● **WHAT TO PRODUCE**
Reproduce the listing below in its entirety. Change nothing.

● **Saved entries**
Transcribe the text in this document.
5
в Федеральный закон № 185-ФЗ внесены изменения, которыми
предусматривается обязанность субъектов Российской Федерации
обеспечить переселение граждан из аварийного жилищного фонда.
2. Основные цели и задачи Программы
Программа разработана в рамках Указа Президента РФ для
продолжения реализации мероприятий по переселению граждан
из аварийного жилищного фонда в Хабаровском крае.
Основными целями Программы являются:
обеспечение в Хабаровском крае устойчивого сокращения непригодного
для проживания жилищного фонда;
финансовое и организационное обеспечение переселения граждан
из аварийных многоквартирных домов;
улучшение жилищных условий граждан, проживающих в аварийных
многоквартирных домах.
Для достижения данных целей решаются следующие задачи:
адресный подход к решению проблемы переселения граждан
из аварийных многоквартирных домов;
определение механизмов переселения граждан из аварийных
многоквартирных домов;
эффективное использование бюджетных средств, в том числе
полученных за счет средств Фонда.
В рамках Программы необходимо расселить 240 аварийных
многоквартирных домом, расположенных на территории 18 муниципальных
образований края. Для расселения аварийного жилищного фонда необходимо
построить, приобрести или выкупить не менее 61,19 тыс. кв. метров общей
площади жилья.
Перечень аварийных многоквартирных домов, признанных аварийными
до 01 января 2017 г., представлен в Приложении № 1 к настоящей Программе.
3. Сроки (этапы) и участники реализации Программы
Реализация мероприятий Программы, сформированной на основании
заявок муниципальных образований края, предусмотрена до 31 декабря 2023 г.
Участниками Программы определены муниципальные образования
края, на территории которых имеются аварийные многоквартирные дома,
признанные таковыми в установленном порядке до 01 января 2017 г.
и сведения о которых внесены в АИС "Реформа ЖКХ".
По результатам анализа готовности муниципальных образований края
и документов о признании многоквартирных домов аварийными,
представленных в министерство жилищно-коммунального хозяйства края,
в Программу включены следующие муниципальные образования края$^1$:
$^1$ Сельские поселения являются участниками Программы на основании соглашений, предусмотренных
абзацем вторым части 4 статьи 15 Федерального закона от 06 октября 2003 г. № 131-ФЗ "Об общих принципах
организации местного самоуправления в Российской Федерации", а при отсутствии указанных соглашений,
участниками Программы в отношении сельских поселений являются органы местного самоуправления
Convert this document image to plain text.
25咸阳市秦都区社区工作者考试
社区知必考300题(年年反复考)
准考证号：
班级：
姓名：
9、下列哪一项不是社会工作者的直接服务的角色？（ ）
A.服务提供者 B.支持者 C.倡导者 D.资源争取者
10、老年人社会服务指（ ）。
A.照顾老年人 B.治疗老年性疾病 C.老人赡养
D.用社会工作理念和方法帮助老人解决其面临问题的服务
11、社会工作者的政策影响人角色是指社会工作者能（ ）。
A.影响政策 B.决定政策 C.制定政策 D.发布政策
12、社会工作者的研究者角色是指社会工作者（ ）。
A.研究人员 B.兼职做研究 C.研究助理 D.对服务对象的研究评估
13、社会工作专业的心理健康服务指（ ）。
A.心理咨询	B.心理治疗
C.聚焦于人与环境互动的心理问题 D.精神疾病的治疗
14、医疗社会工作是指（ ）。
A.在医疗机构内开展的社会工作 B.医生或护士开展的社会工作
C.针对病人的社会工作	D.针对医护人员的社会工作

● **EXERCISE RESPONSE**
Transcribe the text in this document.
5
в Федеральный закон № 185-ФЗ внесены изменения, которыми
предусматривается обязанность субъектов Российской Федерации
обеспечить переселение граждан из аварийного жилищного фонда.
2. Основные цели и задачи Программы
Программа разработана в рамках Указа Президента РФ для
продолжения реализации мероприятий по переселению граждан
из аварийного жилищного фонда в Хабаровском крае.
Основными целями Программы являются:
обеспечение в Хабаровском крае устойчивого сокращения непригодного
для проживания жилищного фонда;
финансовое и организационное обеспечение переселения граждан
из аварийных многоквартирных домов;
улучшение жилищных условий граждан, проживающих в аварийных
многоквартирных домах.
Для достижения данных целей решаются следующие задачи:
адресный подход к решению проблемы переселения граждан
из аварийных многоквартирных домов;
определение механизмов переселения граждан из аварийных
многоквартирных домов;
эффективное использование бюджетных средств, в том числе
полученных за счет средств Фонда.
В рамках Программы необходимо расселить 240 аварийных
многоквартирных домом, расположенных на территории 18 муниципальных
образований края. Для расселения аварийного жилищного фонда необходимо
построить, приобрести или выкупить не менее 61,19 тыс. кв. метров общей
площади жилья.
Перечень аварийных многоквартирных домов, признанных аварийными
до 01 января 2017 г., представлен в Приложении № 1 к настоящей Программе.
3. Сроки (этапы) и участники реализации Программы
Реализация мероприятий Программы, сформированной на основании
заявок муниципальных образований края, предусмотрена до 31 декабря 2023 г.
Участниками Программы определены муниципальные образования
края, на территории которых имеются аварийные многоквартирные дома,
признанные таковыми в установленном порядке до 01 января 2017 г.
и сведения о которых внесены в АИС "Реформа ЖКХ".
По результатам анализа готовности муниципальных образований края
и документов о признании многоквартирных домов аварийными,
представленных в министерство жилищно-коммунального хозяйства края,
в Программу включены следующие муниципальные образования края$^1$:
$^1$ Сельские поселения являются участниками Программы на основании соглашений, предусмотренных
абзацем вторым части 4 статьи 15 Федерального закона от 06 октября 2003 г. № 131-ФЗ "Об общих принципах
организации местного самоуправления в Российской Федерации", а при отсутствии указанных соглашений,
участниками Программы в отношении сельских поселений являются органы местного самоуправления
Convert this document image to plain text.
25咸阳市秦都区社区工作者考试
社区知必考300题(年年反复考)
准考证号：
班级：
姓名：
9、下列哪一项不是社会工作者的直接服务的角色？（ ）
A.服务提供者 B.支持者 C.倡导者 D.资源争取者
10、老年人社会服务指（ ）。
A.照顾老年人 B.治疗老年性疾病 C.老人赡养
D.用社会工作理念和方法帮助老人解决其面临问题的服务
11、社会工作者的政策影响人角色是指社会工作者能（ ）。
A.影响政策 B.决定政策 C.制定政策 D.发布政策
12、社会工作者的研究者角色是指社会工作者（ ）。
A.研究人员 B.兼职做研究 C.研究助理 D.对服务对象的研究评估
13、社会工作专业的心理健康服务指（ ）。
A.心理咨询	B.心理治疗
C.聚焦于人与环境互动的心理问题 D.精神疾病的治疗
14、医疗社会工作是指（ ）。
A.在医疗机构内开展的社会工作 B.医生或护士开展的社会工作
C.针对病人的社会工作	D.针对医护人员的社会工作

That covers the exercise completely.